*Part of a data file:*
______________________________

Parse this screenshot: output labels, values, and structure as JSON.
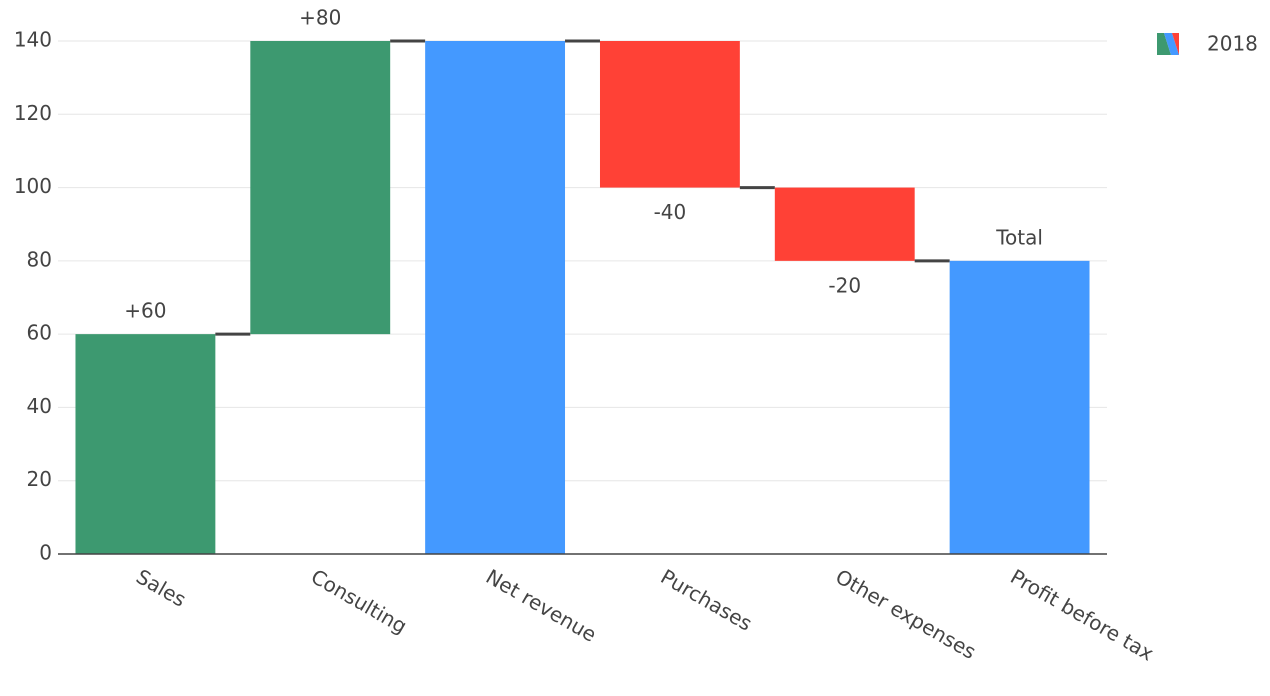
{
  "chart_data": {
    "type": "waterfall",
    "categories": [
      "Sales",
      "Consulting",
      "Net revenue",
      "Purchases",
      "Other expenses",
      "Profit before tax"
    ],
    "series": [
      {
        "name": "2018",
        "measure": [
          "relative",
          "relative",
          "total",
          "relative",
          "relative",
          "total"
        ],
        "values": [
          60,
          80,
          140,
          -40,
          -20,
          80
        ],
        "text": [
          "+60",
          "+80",
          null,
          "-40",
          "-20",
          "Total"
        ],
        "increasing_color": "#3d9970",
        "decreasing_color": "#ff4136",
        "total_color": "#4499ff",
        "connector_color": "#444444"
      }
    ],
    "ylim": [
      0,
      140
    ],
    "yticks": [
      0,
      20,
      40,
      60,
      80,
      100,
      120,
      140
    ],
    "grid": true,
    "legend": "top-right"
  }
}
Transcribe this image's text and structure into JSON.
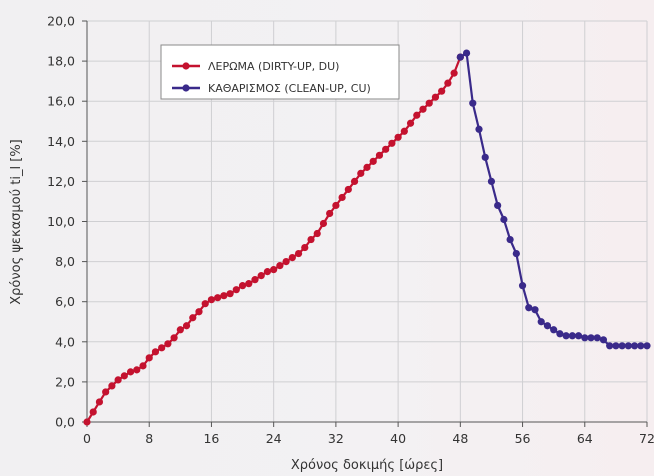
{
  "chart_data": {
    "type": "line",
    "xlabel": "Χρόνος δοκιμής [ώρες]",
    "ylabel": "Χρόνος ψεκασμού ti_l [%]",
    "xlim": [
      0,
      72
    ],
    "ylim": [
      0,
      20
    ],
    "xticks": [
      "0",
      "8",
      "16",
      "24",
      "32",
      "40",
      "48",
      "56",
      "64",
      "72"
    ],
    "yticks": [
      "0,0",
      "2,0",
      "4,0",
      "6,0",
      "8,0",
      "10,0",
      "12,0",
      "14,0",
      "16,0",
      "18,0",
      "20,0"
    ],
    "grid": true,
    "legend_position": "top-left",
    "series": [
      {
        "name": "ΛΕΡΩΜΑ (DIRTY-UP, DU)",
        "color": "#c4122f",
        "x": [
          0,
          0.8,
          1.6,
          2.4,
          3.2,
          4.0,
          4.8,
          5.6,
          6.4,
          7.2,
          8.0,
          8.8,
          9.6,
          10.4,
          11.2,
          12.0,
          12.8,
          13.6,
          14.4,
          15.2,
          16.0,
          16.8,
          17.6,
          18.4,
          19.2,
          20.0,
          20.8,
          21.6,
          22.4,
          23.2,
          24.0,
          24.8,
          25.6,
          26.4,
          27.2,
          28.0,
          28.8,
          29.6,
          30.4,
          31.2,
          32.0,
          32.8,
          33.6,
          34.4,
          35.2,
          36.0,
          36.8,
          37.6,
          38.4,
          39.2,
          40.0,
          40.8,
          41.6,
          42.4,
          43.2,
          44.0,
          44.8,
          45.6,
          46.4,
          47.2,
          48.0
        ],
        "y": [
          0.0,
          0.5,
          1.0,
          1.5,
          1.8,
          2.1,
          2.3,
          2.5,
          2.6,
          2.8,
          3.2,
          3.5,
          3.7,
          3.9,
          4.2,
          4.6,
          4.8,
          5.2,
          5.5,
          5.9,
          6.1,
          6.2,
          6.3,
          6.4,
          6.6,
          6.8,
          6.9,
          7.1,
          7.3,
          7.5,
          7.6,
          7.8,
          8.0,
          8.2,
          8.4,
          8.7,
          9.1,
          9.4,
          9.9,
          10.4,
          10.8,
          11.2,
          11.6,
          12.0,
          12.4,
          12.7,
          13.0,
          13.3,
          13.6,
          13.9,
          14.2,
          14.5,
          14.9,
          15.3,
          15.6,
          15.9,
          16.2,
          16.5,
          16.9,
          17.4,
          18.2
        ]
      },
      {
        "name": "ΚΑΘΑΡΙΣΜΟΣ (CLEAN-UP, CU)",
        "color": "#3a2a8a",
        "x": [
          48.0,
          48.8,
          49.6,
          50.4,
          51.2,
          52.0,
          52.8,
          53.6,
          54.4,
          55.2,
          56.0,
          56.8,
          57.6,
          58.4,
          59.2,
          60.0,
          60.8,
          61.6,
          62.4,
          63.2,
          64.0,
          64.8,
          65.6,
          66.4,
          67.2,
          68.0,
          68.8,
          69.6,
          70.4,
          71.2,
          72.0
        ],
        "y": [
          18.2,
          18.4,
          15.9,
          14.6,
          13.2,
          12.0,
          10.8,
          10.1,
          9.1,
          8.4,
          6.8,
          5.7,
          5.6,
          5.0,
          4.8,
          4.6,
          4.4,
          4.3,
          4.3,
          4.3,
          4.2,
          4.2,
          4.2,
          4.1,
          3.8,
          3.8,
          3.8,
          3.8,
          3.8,
          3.8,
          3.8
        ]
      }
    ]
  }
}
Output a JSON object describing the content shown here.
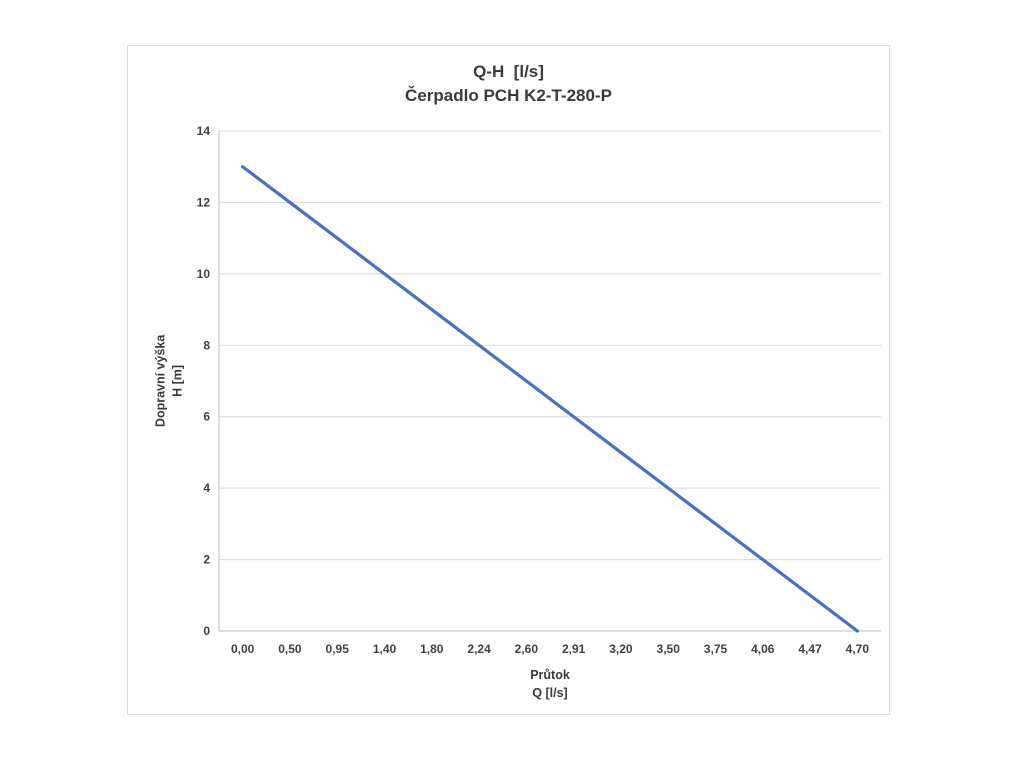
{
  "chart_data": {
    "type": "line",
    "title": "Q-H  [l/s]",
    "subtitle": "Čerpadlo PCH K2-T-280-P",
    "xlabel_line1": "Průtok",
    "xlabel_line2": "Q [l/s]",
    "ylabel_line1": "Dopravní výška",
    "ylabel_line2": "H [m]",
    "categories": [
      "0,00",
      "0,50",
      "0,95",
      "1,40",
      "1,80",
      "2,24",
      "2,60",
      "2,91",
      "3,20",
      "3,50",
      "3,75",
      "4,06",
      "4,47",
      "4,70"
    ],
    "values": [
      13,
      12,
      11,
      10,
      9,
      8,
      7,
      6,
      5,
      4,
      3,
      2,
      1,
      0
    ],
    "ylim": [
      0,
      14
    ],
    "ytick_step": 2,
    "grid": true,
    "legend": "none",
    "colors": {
      "line": "#4472C4",
      "gridline": "#d9d9d9",
      "axis": "#bfbfbf",
      "text": "#404040"
    }
  }
}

______________________________

*WHAT IS REQUIRED:*
Show each line in the entries that holds the string "values".

*TASK RESPONSE:*
Parse this screenshot: output labels, values, and structure as JSON.
        "values": [
    "values": [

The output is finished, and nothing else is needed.